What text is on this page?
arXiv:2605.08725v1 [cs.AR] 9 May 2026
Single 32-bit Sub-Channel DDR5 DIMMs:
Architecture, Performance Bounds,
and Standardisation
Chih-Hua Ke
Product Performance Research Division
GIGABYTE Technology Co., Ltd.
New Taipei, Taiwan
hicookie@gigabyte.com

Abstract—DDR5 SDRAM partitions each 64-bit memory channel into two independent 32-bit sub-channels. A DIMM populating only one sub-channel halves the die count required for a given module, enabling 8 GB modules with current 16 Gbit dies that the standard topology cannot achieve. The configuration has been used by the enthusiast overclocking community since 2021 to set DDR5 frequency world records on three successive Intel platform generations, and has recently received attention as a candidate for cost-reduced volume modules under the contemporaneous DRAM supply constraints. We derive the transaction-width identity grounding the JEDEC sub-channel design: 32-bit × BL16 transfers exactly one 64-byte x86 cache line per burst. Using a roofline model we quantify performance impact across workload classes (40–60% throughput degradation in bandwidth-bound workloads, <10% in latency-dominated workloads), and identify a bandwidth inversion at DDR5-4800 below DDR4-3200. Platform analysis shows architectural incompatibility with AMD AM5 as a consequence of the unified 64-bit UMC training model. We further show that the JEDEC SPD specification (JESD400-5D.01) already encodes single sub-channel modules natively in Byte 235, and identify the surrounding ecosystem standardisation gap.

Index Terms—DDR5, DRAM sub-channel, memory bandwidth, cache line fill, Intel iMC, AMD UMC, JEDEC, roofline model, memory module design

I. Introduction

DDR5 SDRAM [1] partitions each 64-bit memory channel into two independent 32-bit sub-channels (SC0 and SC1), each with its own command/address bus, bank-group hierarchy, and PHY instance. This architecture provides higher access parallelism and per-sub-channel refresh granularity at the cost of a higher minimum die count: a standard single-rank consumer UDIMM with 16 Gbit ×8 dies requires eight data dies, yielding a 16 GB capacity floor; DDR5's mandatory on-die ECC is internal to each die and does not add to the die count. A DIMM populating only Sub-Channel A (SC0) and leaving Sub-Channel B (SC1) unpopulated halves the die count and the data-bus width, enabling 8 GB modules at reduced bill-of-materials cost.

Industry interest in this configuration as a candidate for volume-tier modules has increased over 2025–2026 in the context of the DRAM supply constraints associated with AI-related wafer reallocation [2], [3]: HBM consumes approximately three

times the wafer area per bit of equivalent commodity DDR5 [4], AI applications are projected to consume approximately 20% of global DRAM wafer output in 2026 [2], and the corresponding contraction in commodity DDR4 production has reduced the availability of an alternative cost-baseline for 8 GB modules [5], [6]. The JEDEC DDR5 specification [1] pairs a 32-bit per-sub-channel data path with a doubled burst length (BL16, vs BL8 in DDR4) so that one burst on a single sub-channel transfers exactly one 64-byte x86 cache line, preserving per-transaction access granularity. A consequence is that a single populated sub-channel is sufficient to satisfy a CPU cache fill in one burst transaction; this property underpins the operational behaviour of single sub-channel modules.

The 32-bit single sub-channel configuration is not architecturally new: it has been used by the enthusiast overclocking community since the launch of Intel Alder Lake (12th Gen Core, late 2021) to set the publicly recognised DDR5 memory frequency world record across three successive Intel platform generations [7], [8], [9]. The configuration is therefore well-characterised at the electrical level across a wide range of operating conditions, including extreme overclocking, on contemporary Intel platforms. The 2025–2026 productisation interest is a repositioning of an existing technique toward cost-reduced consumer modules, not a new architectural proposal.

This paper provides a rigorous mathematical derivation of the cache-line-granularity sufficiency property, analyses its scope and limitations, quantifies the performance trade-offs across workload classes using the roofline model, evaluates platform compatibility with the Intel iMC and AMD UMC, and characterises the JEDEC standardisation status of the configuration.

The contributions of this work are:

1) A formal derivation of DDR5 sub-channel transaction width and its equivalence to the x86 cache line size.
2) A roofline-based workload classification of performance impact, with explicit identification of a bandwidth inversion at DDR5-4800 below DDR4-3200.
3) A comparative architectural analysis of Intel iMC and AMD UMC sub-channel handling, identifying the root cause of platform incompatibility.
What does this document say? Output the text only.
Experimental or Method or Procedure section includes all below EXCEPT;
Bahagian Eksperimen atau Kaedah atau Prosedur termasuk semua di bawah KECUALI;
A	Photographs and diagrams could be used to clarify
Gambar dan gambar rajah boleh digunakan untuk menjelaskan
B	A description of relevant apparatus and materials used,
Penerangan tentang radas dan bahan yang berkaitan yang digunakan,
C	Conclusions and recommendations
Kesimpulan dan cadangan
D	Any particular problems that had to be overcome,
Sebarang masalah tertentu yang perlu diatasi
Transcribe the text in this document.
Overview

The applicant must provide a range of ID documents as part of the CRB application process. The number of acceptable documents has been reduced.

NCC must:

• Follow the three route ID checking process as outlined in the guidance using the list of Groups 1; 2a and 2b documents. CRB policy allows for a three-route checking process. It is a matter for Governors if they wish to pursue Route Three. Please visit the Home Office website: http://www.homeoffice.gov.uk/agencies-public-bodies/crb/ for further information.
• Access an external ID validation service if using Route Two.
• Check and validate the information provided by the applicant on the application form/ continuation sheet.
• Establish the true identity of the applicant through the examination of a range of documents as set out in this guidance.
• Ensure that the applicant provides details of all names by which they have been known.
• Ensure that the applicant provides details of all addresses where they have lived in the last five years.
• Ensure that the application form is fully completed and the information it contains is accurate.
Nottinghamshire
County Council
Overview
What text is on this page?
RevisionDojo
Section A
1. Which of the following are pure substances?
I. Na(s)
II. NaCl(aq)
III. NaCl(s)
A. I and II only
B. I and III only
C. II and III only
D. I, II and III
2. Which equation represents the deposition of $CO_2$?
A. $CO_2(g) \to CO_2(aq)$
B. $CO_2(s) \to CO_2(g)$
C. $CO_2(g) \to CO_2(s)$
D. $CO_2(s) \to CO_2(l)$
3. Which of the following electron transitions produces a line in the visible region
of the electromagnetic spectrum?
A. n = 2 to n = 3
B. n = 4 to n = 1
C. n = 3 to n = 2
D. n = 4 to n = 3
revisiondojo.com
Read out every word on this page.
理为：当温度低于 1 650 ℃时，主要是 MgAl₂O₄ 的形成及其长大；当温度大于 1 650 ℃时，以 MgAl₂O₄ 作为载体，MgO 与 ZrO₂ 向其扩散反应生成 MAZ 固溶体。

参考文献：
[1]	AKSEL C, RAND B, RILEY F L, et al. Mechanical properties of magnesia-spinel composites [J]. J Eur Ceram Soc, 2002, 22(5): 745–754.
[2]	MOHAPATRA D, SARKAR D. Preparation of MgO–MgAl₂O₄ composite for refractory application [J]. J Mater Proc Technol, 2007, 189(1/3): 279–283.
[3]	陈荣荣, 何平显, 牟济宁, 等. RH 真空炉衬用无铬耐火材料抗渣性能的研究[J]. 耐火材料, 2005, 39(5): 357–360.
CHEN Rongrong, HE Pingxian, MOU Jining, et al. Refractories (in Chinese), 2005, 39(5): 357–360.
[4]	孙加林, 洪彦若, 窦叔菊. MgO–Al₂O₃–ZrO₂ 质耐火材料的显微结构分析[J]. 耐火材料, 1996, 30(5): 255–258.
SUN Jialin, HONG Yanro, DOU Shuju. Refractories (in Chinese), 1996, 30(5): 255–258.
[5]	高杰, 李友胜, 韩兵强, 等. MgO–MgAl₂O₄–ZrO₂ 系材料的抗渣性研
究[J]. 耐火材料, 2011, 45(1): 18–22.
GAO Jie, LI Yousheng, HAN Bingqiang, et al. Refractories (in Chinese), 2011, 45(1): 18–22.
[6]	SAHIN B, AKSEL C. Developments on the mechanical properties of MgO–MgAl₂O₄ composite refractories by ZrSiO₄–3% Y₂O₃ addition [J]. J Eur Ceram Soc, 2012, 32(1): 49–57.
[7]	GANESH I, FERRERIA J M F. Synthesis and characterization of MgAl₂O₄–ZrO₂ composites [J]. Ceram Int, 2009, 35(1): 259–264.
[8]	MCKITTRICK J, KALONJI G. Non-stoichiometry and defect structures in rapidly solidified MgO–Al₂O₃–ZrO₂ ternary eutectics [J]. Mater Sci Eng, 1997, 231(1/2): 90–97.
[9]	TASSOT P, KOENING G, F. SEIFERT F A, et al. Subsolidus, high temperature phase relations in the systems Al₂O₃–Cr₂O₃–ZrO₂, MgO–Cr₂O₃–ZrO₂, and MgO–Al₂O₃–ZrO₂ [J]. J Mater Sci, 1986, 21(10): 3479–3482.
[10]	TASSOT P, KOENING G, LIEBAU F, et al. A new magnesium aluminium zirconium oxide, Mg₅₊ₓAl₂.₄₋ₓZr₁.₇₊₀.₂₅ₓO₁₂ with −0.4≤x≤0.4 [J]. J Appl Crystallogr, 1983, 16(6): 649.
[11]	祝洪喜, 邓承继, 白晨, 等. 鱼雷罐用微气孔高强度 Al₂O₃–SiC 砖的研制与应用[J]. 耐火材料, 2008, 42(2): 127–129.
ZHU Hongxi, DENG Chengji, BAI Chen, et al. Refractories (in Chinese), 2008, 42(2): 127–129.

_ _ _ _

*PROBLEM STATEMENT*.
Filter the records, keeping only lines that contain "digunakan", and show those lines.

*FULL OUTPUT*.
Gambar dan gambar rajah boleh digunakan untuk menjelaskan
Penerangan tentang radas dan bahan yang berkaitan yang digunakan,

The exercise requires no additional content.